Records for processing:
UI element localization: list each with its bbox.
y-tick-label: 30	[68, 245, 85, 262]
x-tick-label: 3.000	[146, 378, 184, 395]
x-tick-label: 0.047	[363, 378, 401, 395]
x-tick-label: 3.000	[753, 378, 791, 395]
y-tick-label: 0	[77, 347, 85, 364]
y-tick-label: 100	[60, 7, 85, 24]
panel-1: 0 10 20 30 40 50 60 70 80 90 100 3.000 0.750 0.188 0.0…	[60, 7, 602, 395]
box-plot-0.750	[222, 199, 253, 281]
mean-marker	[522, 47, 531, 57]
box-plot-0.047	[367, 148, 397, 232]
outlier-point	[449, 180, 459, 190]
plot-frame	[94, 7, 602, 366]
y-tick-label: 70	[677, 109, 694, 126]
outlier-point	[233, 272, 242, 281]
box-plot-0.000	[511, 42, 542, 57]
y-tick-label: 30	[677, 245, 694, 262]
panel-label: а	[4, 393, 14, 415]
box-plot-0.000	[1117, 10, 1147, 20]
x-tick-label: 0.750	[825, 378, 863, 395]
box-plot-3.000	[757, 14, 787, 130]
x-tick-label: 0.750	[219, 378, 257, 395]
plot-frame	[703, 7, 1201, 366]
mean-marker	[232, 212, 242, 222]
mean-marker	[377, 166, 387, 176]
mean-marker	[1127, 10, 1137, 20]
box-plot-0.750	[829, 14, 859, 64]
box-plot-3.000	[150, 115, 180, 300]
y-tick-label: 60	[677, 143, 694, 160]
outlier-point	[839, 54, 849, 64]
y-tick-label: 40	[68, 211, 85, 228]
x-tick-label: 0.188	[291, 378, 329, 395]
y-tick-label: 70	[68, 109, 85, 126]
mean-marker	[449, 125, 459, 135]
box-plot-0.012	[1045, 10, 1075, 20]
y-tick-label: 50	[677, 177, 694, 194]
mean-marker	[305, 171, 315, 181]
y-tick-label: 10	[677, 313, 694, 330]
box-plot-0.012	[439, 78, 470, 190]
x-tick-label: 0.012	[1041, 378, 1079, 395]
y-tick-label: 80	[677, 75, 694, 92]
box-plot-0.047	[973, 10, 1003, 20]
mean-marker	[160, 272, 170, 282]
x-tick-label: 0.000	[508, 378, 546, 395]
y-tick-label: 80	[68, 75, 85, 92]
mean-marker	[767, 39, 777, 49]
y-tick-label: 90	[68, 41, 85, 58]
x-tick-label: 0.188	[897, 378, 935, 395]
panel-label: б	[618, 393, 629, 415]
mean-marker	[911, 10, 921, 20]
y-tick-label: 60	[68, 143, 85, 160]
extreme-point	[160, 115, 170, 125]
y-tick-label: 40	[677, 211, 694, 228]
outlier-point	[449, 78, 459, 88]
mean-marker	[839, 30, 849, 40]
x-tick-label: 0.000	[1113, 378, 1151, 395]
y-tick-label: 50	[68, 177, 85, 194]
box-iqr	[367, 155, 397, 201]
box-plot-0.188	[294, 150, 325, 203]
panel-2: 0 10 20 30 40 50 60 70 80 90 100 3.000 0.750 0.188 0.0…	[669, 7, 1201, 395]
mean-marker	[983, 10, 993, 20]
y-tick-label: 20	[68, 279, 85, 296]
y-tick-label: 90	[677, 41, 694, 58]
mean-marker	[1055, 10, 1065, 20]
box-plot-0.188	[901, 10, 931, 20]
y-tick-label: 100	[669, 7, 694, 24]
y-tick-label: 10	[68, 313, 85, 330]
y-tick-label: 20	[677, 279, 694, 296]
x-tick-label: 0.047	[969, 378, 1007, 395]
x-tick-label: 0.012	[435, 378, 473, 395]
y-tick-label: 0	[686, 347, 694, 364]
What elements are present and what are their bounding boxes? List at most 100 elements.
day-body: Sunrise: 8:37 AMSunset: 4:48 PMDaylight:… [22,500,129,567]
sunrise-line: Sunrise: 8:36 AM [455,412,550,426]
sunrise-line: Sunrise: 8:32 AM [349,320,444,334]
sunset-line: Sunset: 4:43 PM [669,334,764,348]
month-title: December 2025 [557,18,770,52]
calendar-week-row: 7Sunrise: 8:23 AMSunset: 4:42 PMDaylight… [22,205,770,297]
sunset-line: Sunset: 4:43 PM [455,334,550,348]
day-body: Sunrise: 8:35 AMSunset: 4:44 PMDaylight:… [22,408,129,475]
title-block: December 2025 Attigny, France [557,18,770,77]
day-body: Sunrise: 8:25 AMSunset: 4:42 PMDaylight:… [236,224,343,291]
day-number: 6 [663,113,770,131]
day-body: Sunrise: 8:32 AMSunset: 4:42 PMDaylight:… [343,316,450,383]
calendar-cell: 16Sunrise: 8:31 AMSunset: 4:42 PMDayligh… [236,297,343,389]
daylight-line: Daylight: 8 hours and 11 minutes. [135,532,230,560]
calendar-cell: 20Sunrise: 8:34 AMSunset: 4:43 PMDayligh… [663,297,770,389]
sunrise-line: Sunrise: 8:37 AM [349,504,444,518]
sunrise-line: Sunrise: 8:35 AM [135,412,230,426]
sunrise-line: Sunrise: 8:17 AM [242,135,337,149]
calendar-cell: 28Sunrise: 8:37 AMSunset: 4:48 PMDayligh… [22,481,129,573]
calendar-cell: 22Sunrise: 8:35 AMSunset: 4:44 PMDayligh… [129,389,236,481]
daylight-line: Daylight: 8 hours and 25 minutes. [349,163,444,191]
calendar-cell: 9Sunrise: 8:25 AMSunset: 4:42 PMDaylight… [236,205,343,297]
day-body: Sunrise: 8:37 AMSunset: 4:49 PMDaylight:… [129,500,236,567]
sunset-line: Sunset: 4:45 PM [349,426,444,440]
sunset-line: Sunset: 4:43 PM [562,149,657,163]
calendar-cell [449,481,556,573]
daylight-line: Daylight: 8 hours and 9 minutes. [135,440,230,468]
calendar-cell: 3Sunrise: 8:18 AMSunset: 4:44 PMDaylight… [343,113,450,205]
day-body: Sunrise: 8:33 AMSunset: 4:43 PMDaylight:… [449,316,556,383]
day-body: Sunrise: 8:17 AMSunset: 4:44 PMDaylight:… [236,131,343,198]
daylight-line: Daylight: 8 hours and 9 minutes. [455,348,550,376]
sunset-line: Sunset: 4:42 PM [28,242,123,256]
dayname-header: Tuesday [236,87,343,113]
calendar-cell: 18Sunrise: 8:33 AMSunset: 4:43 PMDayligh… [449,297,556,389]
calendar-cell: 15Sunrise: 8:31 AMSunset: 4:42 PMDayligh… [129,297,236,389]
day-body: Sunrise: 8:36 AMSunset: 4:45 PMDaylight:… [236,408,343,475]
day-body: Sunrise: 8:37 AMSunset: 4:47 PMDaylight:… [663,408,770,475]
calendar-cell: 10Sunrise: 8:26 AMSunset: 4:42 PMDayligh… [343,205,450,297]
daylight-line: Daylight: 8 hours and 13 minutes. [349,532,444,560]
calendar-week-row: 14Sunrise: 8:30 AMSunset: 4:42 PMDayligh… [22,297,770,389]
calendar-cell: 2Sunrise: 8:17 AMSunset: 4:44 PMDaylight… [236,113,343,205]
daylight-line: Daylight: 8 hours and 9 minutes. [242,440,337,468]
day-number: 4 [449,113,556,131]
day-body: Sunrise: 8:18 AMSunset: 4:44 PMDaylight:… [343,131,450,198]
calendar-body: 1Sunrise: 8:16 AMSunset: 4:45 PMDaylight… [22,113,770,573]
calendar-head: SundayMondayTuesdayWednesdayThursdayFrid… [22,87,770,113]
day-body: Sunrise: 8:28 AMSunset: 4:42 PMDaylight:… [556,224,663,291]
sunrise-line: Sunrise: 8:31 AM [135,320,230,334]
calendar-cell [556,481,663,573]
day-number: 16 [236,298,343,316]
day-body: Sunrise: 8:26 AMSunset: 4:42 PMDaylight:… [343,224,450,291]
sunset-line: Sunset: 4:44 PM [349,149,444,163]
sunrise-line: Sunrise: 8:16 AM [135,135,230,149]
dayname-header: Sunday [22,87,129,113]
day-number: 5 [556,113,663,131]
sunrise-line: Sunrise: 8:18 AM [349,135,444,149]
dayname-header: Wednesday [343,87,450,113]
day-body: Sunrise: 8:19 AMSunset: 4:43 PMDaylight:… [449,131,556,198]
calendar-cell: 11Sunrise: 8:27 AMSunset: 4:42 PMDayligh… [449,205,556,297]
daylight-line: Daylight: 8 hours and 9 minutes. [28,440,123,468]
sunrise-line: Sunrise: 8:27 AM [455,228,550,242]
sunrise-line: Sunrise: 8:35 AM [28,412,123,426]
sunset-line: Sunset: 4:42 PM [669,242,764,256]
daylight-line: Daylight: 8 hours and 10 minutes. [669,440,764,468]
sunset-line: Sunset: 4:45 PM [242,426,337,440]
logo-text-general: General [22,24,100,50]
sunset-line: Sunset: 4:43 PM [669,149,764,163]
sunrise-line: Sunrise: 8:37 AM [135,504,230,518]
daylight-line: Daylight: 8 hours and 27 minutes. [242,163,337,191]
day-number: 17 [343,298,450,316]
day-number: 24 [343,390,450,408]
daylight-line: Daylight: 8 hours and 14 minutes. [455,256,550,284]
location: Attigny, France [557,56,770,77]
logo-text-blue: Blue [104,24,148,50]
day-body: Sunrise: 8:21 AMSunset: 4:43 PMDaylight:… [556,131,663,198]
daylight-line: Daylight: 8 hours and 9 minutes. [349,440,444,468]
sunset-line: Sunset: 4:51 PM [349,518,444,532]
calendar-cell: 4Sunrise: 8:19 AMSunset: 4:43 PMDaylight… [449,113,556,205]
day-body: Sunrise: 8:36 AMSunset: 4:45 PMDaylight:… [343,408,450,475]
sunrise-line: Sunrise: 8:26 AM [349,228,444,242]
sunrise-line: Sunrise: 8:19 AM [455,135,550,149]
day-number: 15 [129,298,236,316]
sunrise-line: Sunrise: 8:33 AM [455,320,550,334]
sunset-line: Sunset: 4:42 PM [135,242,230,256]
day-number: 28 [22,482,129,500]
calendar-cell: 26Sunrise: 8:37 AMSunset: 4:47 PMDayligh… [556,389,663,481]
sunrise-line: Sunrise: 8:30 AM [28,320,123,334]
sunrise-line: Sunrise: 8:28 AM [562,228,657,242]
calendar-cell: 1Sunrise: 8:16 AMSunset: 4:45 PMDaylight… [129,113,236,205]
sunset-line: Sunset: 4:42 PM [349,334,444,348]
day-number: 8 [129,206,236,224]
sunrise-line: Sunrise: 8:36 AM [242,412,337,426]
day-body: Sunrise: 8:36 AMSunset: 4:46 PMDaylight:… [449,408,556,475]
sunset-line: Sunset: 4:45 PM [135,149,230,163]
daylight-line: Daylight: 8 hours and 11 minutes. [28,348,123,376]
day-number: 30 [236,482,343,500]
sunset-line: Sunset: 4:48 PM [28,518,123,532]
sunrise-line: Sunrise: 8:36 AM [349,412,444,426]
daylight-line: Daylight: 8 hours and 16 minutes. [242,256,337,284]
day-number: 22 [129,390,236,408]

Exercise details: Copy out each line of the entries above that contains the string "panel".

Written response:
panel-1: 0 10 20 30 40 50 60 70 80 90 100 3.000 0.750 0.188 0.0…	[60, 7, 602, 395]
panel-label: а	[4, 393, 14, 415]
panel-label: б	[618, 393, 629, 415]
panel-2: 0 10 20 30 40 50 60 70 80 90 100 3.000 0.750 0.188 0.0…	[669, 7, 1201, 395]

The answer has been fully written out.